■ Data entries
------------------------------------------------------------

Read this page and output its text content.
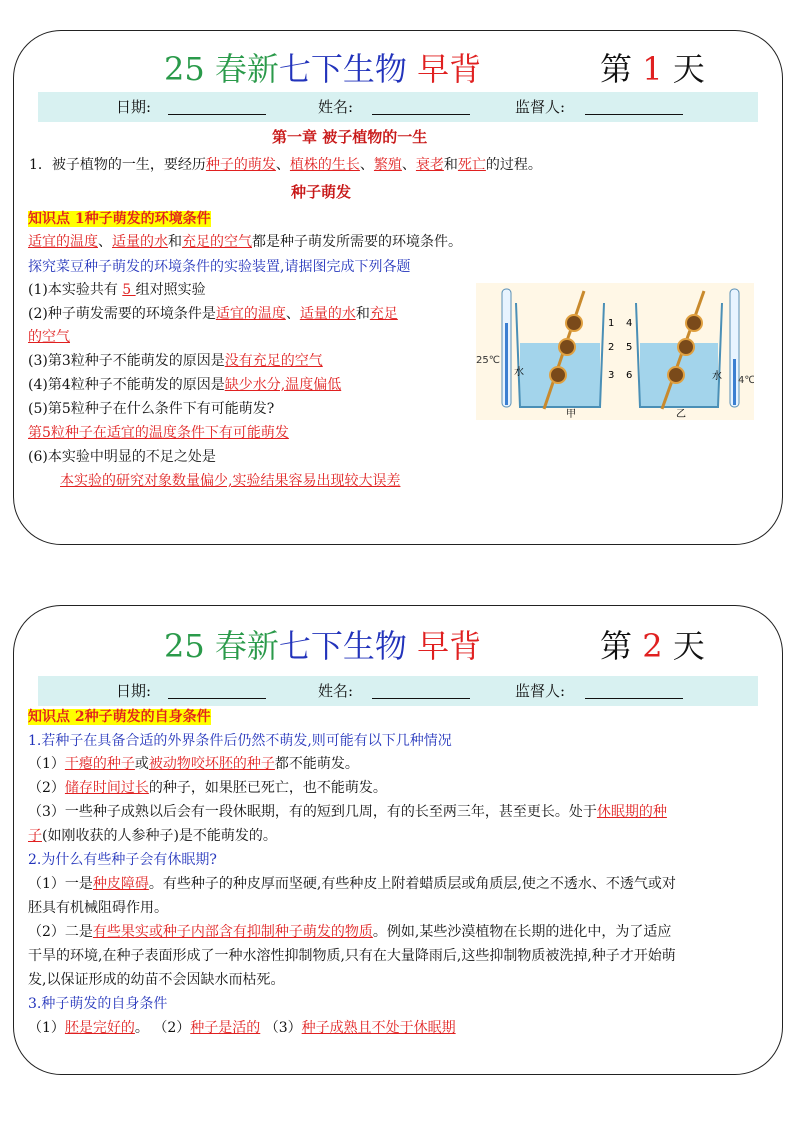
25 春新七下生物 早背	第 1 天
日期:	姓名:	监督人:
第一章 被子植物的一生
1．被子植物的一生，要经历种子的萌发、植株的生长、繁殖、衰老和死亡的过程。
种子萌发
知识点 1种子萌发的环境条件
适宜的温度、适量的水和充足的空气都是种子萌发所需要的环境条件。
探究菜豆种子萌发的环境条件的实验装置,请据图完成下列各题
(1)本实验共有 5 组对照实验
(2)种子萌发需要的环境条件是适宜的温度、适量的水和充足
的空气
(3)第3粒种子不能萌发的原因是没有充足的空气
(4)第4粒种子不能萌发的原因是缺少水分,温度偏低
(5)第5粒种子在什么条件下有可能萌发?
第5粒种子在适宜的温度条件下有可能萌发
(6)本实验中明显的不足之处是
本实验的研究对象数量偏少,实验结果容易出现较大误差
25℃
4℃
1
2
3
水
甲
4
5
6	水
乙
25 春新七下生物 早背	第 2 天
日期:	姓名:	监督人:
知识点 2种子萌发的自身条件
1.若种子在具备合适的外界条件后仍然不萌发,则可能有以下几种情况
（1）干瘪的种子或被动物咬坏胚的种子都不能萌发。
（2）储存时间过长的种子，如果胚已死亡，也不能萌发。
（3）一些种子成熟以后会有一段休眠期，有的短到几周，有的长至两三年，甚至更长。处于休眠期的种
子(如刚收获的人参种子)是不能萌发的。
2.为什么有些种子会有休眠期?
（1）一是种皮障碍。有些种子的种皮厚而坚硬,有些种皮上附着蜡质层或角质层,使之不透水、不透气或对
胚具有机械阻碍作用。
（2）二是有些果实或种子内部含有抑制种子萌发的物质。例如,某些沙漠植物在长期的进化中，为了适应
干旱的环境,在种子表面形成了一种水溶性抑制物质,只有在大量降雨后,这些抑制物质被洗掉,种子才开始萌
发,以保证形成的幼苗不会因缺水而枯死。
3.种子萌发的自身条件
（1）胚是完好的。 （2）种子是活的 （3）种子成熟且不处于休眠期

------------------------------------------------------------

■ WHAT IS EXPECTED
Pull out every line of the records above that contains the word "被子植物的一生".

■ EXPECTED ANSWER
第一章 被子植物的一生
1．被子植物的一生，要经历种子的萌发、植株的生长、繁殖、衰老和死亡的过程。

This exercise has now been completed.